Write out every entry exactly as it stands.

··· Stored rows

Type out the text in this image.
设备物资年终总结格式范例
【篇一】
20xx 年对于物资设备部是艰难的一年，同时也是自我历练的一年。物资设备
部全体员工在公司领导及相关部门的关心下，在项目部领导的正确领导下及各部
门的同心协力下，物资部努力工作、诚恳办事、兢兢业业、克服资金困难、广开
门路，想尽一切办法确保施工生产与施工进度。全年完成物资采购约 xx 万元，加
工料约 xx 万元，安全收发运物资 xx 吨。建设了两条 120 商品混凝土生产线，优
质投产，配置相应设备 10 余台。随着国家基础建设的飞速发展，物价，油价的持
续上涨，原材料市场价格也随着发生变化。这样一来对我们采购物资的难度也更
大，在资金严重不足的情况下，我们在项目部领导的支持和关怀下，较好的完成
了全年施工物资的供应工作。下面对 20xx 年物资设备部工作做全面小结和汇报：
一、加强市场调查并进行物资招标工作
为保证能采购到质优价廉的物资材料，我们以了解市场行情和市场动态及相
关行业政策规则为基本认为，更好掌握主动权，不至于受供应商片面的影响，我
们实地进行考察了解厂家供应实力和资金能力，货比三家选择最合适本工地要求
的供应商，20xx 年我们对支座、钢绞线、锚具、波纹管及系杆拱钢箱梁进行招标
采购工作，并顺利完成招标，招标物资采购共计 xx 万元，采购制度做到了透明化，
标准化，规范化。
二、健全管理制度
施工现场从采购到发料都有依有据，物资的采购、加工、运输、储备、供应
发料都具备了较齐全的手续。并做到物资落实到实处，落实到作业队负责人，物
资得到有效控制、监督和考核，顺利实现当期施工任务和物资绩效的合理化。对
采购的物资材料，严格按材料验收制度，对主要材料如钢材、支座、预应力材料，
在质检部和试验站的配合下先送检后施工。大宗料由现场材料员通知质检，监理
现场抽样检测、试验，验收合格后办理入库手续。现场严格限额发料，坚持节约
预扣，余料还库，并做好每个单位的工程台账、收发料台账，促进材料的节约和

······

**Answer in full:**
Type out the text in this image.
设备物资年终总结格式范例
【篇一】
20xx 年对于物资设备部是艰难的一年，同时也是自我历练的一年。物资设备
部全体员工在公司领导及相关部门的关心下，在项目部领导的正确领导下及各部
门的同心协力下，物资部努力工作、诚恳办事、兢兢业业、克服资金困难、广开
门路，想尽一切办法确保施工生产与施工进度。全年完成物资采购约 xx 万元，加
工料约 xx 万元，安全收发运物资 xx 吨。建设了两条 120 商品混凝土生产线，优
质投产，配置相应设备 10 余台。随着国家基础建设的飞速发展，物价，油价的持
续上涨，原材料市场价格也随着发生变化。这样一来对我们采购物资的难度也更
大，在资金严重不足的情况下，我们在项目部领导的支持和关怀下，较好的完成
了全年施工物资的供应工作。下面对 20xx 年物资设备部工作做全面小结和汇报：
一、加强市场调查并进行物资招标工作
为保证能采购到质优价廉的物资材料，我们以了解市场行情和市场动态及相
关行业政策规则为基本认为，更好掌握主动权，不至于受供应商片面的影响，我
们实地进行考察了解厂家供应实力和资金能力，货比三家选择最合适本工地要求
的供应商，20xx 年我们对支座、钢绞线、锚具、波纹管及系杆拱钢箱梁进行招标
采购工作，并顺利完成招标，招标物资采购共计 xx 万元，采购制度做到了透明化，
标准化，规范化。
二、健全管理制度
施工现场从采购到发料都有依有据，物资的采购、加工、运输、储备、供应
发料都具备了较齐全的手续。并做到物资落实到实处，落实到作业队负责人，物
资得到有效控制、监督和考核，顺利实现当期施工任务和物资绩效的合理化。对
采购的物资材料，严格按材料验收制度，对主要材料如钢材、支座、预应力材料，
在质检部和试验站的配合下先送检后施工。大宗料由现场材料员通知质检，监理
现场抽样检测、试验，验收合格后办理入库手续。现场严格限额发料，坚持节约
预扣，余料还库，并做好每个单位的工程台账、收发料台账，促进材料的节约和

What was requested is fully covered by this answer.